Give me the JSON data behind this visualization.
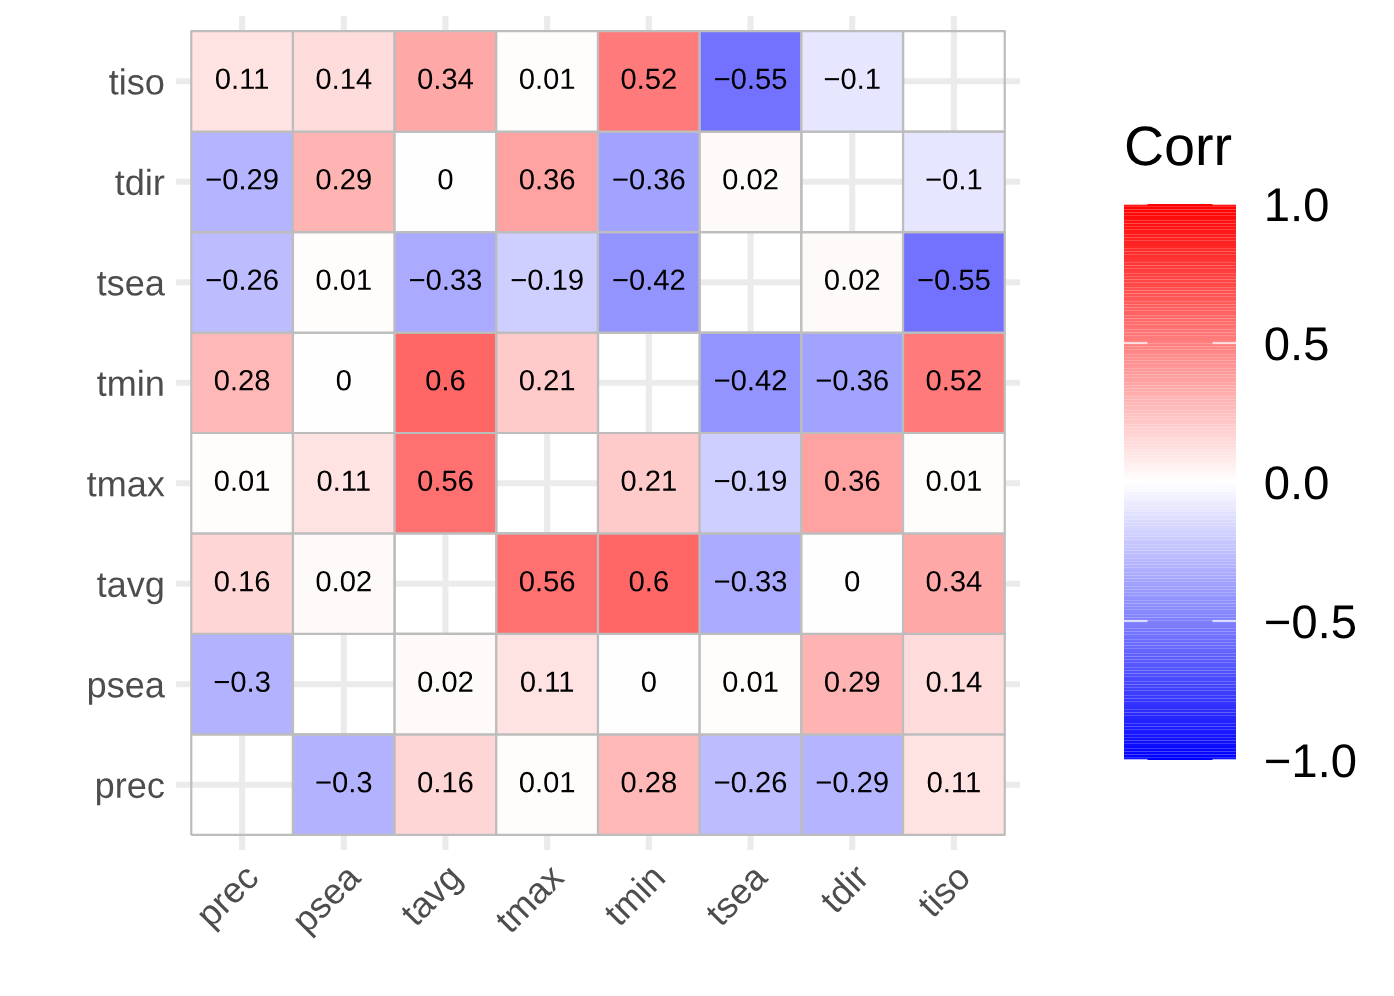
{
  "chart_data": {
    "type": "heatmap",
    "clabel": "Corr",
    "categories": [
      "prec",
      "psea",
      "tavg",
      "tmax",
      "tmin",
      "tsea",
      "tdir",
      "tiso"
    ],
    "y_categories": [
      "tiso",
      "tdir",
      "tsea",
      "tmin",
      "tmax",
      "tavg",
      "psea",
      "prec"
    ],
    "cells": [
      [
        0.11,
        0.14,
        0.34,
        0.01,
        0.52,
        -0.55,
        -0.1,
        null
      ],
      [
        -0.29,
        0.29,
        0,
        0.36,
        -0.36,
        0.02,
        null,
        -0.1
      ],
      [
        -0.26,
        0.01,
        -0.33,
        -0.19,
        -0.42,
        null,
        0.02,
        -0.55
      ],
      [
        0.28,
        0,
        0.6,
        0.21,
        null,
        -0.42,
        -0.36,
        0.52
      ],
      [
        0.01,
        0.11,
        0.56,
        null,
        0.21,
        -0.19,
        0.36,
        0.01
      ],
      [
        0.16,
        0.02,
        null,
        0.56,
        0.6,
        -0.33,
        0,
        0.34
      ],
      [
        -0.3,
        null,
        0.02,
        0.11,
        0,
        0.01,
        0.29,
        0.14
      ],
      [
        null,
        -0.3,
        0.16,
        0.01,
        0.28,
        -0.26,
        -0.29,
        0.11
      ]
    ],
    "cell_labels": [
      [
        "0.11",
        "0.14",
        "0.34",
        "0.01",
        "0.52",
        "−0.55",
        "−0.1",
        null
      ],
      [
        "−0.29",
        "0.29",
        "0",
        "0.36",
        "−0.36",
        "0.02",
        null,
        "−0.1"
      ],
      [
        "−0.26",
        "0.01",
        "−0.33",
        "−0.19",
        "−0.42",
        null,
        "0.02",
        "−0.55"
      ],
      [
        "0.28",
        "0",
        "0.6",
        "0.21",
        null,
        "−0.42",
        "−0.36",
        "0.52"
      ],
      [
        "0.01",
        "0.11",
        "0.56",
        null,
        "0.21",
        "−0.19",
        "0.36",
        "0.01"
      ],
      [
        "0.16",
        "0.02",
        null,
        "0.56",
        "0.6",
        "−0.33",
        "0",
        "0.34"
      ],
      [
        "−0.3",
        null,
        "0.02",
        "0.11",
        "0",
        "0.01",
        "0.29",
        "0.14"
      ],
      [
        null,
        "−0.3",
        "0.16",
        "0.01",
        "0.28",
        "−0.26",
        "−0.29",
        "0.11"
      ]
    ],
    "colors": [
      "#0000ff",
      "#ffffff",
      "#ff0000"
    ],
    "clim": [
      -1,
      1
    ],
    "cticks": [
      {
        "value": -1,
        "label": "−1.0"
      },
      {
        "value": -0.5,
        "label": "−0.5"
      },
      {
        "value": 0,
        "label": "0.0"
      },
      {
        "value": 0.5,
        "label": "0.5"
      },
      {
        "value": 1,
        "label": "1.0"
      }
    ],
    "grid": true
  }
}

----

### TASK REQUIREMENTS
Every line that holds the string "value" should be returned.

### OUTPUT OF THE TASK
        "value": -1,
        "value": -0.5,
        "value": 0,
        "value": 0.5,
        "value": 1,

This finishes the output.